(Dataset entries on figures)
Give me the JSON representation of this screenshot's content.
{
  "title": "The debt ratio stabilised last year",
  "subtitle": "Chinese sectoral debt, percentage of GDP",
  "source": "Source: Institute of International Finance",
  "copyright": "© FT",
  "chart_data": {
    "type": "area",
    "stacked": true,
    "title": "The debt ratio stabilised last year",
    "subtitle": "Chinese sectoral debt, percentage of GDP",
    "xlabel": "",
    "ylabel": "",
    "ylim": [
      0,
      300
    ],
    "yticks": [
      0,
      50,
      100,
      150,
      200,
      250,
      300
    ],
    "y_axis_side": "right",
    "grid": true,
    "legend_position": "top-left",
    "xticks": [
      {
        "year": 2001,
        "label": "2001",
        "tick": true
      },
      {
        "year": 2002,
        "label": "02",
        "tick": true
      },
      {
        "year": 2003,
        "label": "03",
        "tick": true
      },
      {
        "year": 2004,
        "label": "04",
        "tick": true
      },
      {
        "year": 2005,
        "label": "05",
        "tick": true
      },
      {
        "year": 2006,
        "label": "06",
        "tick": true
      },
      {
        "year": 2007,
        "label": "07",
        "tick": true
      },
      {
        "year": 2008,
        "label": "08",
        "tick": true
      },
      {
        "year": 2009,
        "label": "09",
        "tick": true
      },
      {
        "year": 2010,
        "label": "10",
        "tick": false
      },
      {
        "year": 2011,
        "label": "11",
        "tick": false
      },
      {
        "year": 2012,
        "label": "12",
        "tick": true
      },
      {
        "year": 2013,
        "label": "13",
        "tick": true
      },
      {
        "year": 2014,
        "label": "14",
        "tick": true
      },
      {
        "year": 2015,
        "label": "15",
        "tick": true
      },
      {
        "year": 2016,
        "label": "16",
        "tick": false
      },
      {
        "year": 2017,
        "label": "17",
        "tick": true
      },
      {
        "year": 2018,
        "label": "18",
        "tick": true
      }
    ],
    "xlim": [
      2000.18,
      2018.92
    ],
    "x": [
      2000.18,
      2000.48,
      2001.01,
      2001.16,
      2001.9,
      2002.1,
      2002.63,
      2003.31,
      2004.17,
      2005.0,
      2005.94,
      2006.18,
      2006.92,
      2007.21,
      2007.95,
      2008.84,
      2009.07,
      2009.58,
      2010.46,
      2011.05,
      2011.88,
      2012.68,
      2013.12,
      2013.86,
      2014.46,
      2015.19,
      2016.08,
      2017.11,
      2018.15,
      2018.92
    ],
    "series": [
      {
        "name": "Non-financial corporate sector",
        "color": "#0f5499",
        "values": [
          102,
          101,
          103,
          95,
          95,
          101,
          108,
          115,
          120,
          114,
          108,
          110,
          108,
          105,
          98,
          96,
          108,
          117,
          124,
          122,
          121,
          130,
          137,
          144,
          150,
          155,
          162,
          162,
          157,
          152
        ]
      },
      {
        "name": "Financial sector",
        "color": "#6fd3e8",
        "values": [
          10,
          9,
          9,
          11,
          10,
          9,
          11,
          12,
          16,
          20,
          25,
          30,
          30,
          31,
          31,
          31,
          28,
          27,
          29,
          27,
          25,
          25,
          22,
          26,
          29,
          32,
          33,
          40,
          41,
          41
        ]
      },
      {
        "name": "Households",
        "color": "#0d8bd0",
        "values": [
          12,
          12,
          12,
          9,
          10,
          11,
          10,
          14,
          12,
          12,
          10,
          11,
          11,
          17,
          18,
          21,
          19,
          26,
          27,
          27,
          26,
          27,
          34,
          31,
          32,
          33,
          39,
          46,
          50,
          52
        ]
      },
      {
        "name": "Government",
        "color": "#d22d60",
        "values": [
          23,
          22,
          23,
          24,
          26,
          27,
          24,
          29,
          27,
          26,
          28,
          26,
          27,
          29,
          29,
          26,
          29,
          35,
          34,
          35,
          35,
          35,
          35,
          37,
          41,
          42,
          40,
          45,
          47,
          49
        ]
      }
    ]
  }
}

- [TASK GOAL] Only the number is wanted: how many lines of the data contain the word "sectoral"?

- [EXERCISE ANSWER] 2